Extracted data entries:
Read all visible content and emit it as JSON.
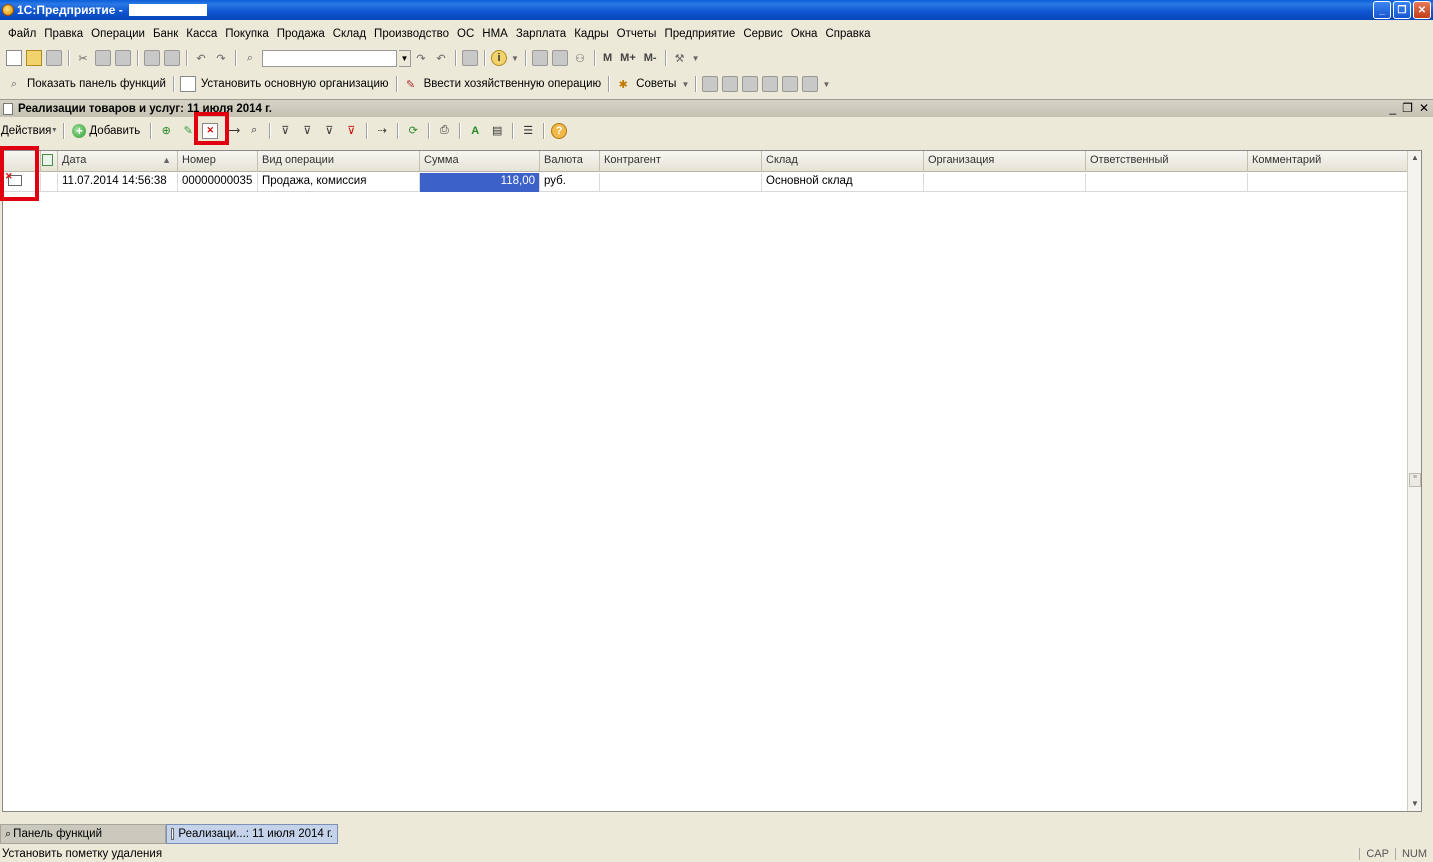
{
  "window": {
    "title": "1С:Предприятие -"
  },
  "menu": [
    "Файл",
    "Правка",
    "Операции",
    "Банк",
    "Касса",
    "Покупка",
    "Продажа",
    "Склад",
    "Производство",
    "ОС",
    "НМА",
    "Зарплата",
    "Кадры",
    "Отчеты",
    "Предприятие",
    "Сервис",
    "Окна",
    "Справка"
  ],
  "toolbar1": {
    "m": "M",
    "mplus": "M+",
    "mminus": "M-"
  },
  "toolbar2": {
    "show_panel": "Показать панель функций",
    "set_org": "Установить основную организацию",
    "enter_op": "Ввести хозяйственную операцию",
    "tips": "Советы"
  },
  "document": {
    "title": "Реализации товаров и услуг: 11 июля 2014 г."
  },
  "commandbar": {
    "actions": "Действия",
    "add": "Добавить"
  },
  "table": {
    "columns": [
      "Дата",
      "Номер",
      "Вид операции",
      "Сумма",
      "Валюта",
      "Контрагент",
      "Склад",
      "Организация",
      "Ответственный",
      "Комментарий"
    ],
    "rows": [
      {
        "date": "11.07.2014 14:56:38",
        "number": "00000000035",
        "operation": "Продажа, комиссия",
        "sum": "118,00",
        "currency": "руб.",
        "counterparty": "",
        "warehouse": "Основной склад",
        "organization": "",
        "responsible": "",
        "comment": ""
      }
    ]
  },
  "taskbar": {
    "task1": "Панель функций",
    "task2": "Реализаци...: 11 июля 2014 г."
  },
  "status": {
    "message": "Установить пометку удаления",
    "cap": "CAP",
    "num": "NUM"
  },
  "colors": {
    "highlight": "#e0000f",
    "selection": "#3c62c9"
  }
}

==

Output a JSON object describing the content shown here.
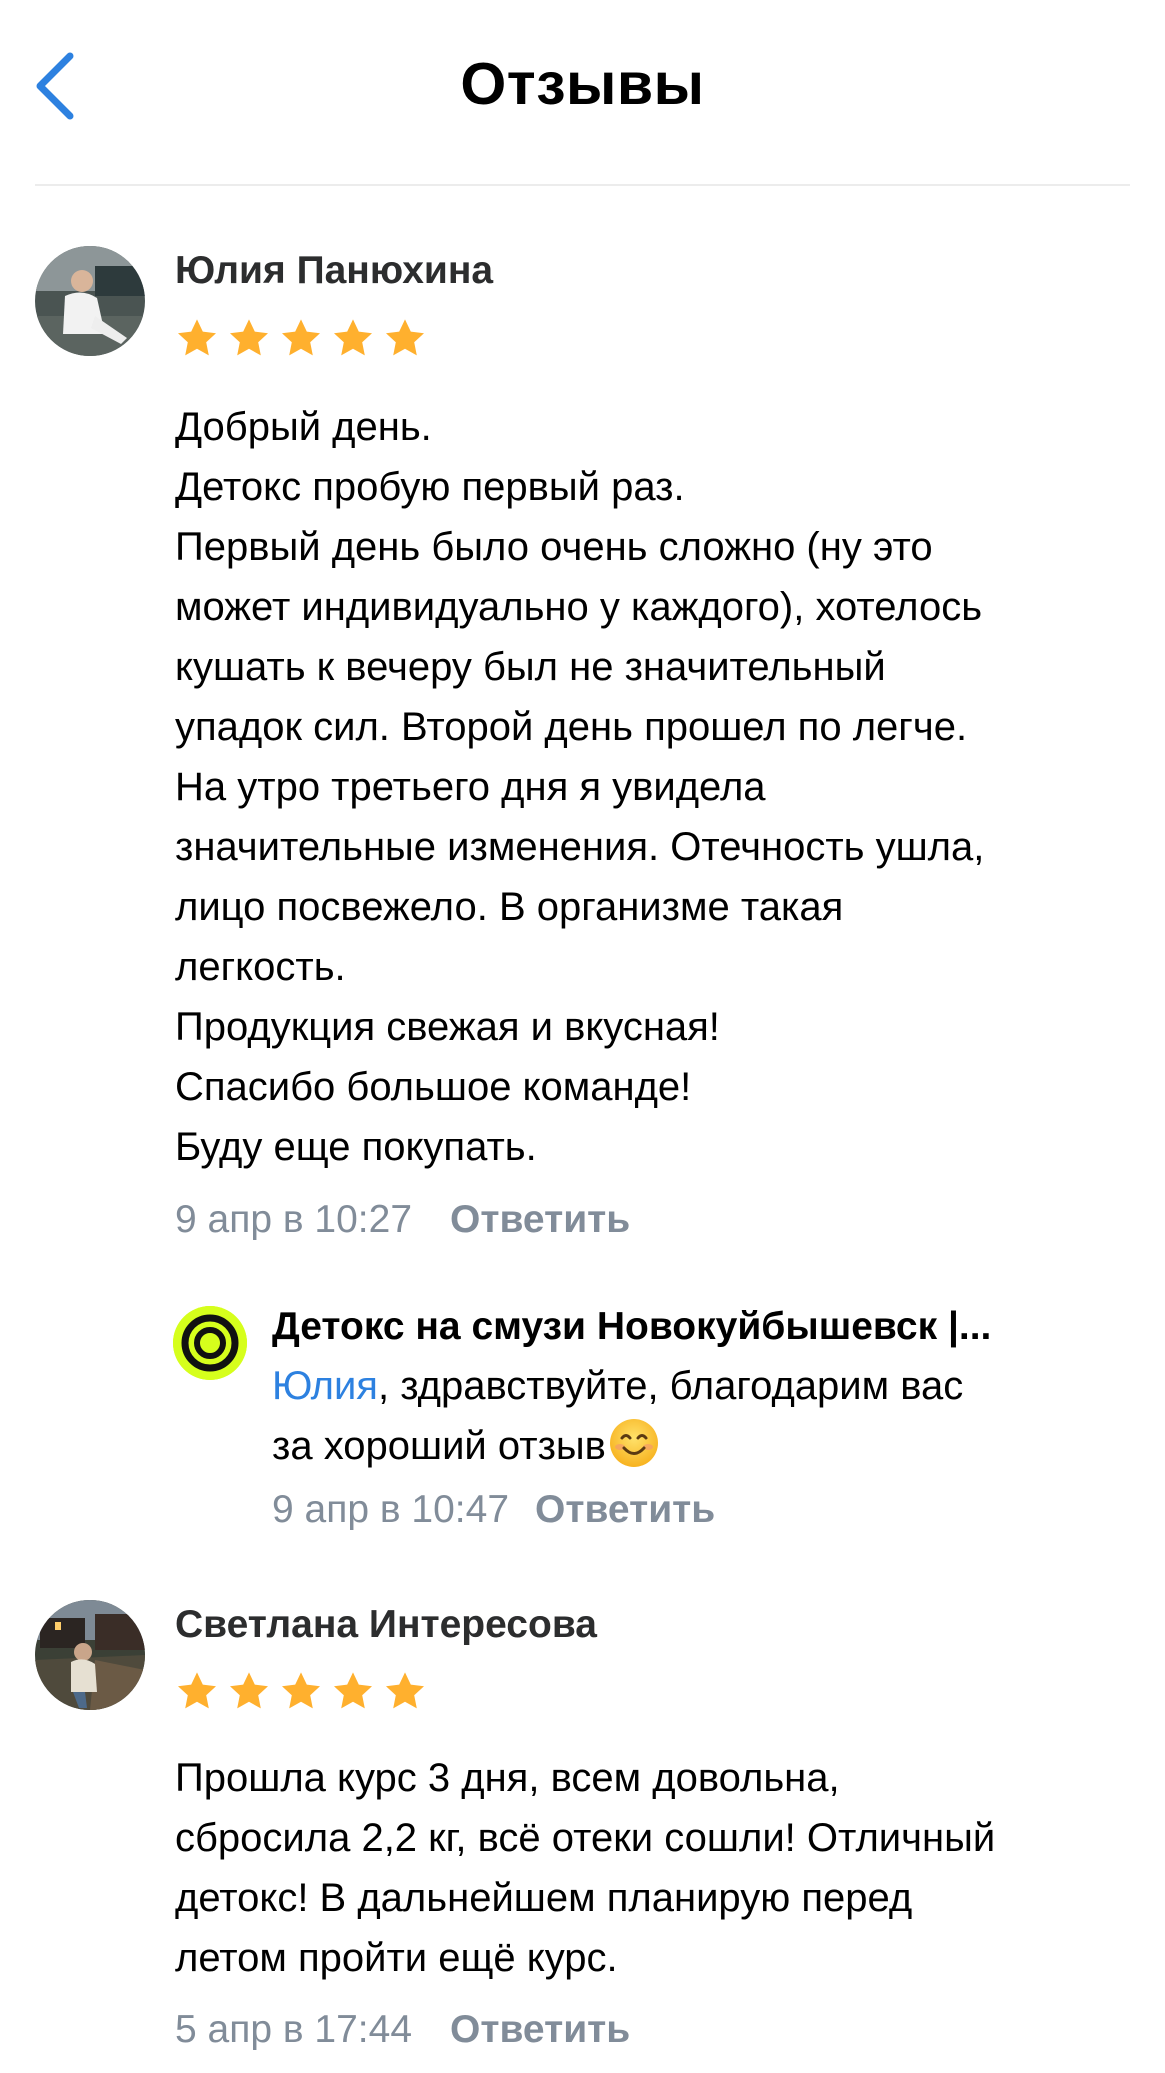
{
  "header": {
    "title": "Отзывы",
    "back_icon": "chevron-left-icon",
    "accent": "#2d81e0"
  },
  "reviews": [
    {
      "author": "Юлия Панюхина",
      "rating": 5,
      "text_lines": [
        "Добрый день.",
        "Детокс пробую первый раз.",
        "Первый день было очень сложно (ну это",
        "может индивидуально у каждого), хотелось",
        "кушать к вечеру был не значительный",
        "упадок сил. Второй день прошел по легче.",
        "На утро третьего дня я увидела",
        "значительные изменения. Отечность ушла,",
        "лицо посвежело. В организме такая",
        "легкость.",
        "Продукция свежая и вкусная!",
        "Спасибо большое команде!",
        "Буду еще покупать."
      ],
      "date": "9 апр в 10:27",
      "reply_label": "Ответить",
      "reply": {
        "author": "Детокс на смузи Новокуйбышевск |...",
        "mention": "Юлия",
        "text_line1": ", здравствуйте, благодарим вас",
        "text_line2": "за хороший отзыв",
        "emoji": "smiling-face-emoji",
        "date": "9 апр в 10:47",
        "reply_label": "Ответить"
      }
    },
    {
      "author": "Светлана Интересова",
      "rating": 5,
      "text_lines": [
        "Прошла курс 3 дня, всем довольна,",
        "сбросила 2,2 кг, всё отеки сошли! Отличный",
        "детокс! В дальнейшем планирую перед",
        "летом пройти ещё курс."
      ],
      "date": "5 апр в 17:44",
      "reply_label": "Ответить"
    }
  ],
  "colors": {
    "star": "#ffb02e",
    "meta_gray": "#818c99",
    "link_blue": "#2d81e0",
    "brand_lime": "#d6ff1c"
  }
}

### TASK OBJECTIVE
Locate the string "content" in the listing above and copy every line where it occurs.

### PROBLEM SOLUTION
Read all visible content and emit it as JSON.
Output a JSON object describing the content shown here.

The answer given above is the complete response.